Instructions to follow
Go through the lines below. Copy those with "protein".
◆ ◆ ◆ ◆
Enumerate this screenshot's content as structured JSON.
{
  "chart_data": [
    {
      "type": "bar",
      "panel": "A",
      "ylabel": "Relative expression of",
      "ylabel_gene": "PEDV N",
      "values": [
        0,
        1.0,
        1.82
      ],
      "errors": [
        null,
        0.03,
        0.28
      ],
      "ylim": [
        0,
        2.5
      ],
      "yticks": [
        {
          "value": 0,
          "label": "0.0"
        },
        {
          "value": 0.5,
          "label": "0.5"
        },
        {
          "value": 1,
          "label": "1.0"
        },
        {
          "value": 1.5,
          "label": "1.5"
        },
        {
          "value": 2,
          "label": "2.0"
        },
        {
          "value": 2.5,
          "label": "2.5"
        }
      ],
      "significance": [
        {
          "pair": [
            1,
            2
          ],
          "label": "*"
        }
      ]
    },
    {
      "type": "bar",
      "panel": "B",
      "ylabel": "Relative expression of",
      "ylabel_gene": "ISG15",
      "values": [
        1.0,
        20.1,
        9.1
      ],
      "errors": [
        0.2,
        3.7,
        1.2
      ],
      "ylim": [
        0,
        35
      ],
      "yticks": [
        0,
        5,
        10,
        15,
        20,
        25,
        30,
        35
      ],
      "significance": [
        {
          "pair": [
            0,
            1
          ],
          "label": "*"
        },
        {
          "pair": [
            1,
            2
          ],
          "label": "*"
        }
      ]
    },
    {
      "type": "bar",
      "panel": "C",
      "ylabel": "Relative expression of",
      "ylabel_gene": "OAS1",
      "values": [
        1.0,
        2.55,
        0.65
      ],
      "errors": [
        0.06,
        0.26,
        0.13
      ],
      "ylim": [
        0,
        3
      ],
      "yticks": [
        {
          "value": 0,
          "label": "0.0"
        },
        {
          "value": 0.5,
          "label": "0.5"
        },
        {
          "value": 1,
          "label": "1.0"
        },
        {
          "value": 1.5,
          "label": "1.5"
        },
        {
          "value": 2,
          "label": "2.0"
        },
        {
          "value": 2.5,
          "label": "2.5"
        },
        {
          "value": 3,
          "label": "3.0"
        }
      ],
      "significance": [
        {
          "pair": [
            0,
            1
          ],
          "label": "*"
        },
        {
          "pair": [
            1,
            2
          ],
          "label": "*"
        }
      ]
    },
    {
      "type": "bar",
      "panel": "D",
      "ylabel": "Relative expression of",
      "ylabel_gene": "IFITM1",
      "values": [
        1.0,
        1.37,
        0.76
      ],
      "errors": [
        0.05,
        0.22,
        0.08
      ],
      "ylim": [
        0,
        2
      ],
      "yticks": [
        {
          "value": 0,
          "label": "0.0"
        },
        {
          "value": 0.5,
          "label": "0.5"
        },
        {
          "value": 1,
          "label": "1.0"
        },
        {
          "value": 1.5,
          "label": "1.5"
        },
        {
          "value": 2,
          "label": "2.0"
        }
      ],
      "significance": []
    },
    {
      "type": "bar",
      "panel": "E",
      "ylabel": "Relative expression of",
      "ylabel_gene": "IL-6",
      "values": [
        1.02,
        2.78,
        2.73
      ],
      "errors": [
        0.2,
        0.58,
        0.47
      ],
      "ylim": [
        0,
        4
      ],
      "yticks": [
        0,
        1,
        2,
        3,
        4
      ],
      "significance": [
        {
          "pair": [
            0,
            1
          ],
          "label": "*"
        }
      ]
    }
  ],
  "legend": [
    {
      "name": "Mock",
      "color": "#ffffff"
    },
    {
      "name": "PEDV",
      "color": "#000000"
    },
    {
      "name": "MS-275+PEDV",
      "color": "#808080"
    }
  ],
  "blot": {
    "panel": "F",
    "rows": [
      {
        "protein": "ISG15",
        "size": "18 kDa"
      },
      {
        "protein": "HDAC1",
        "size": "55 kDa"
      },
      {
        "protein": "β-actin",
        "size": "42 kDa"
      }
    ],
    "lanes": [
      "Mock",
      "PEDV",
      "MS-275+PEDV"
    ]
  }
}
◆ ◆ ◆ ◆
Your solution
        "protein": "ISG15",
        "protein": "HDAC1",
        "protein": "β-actin",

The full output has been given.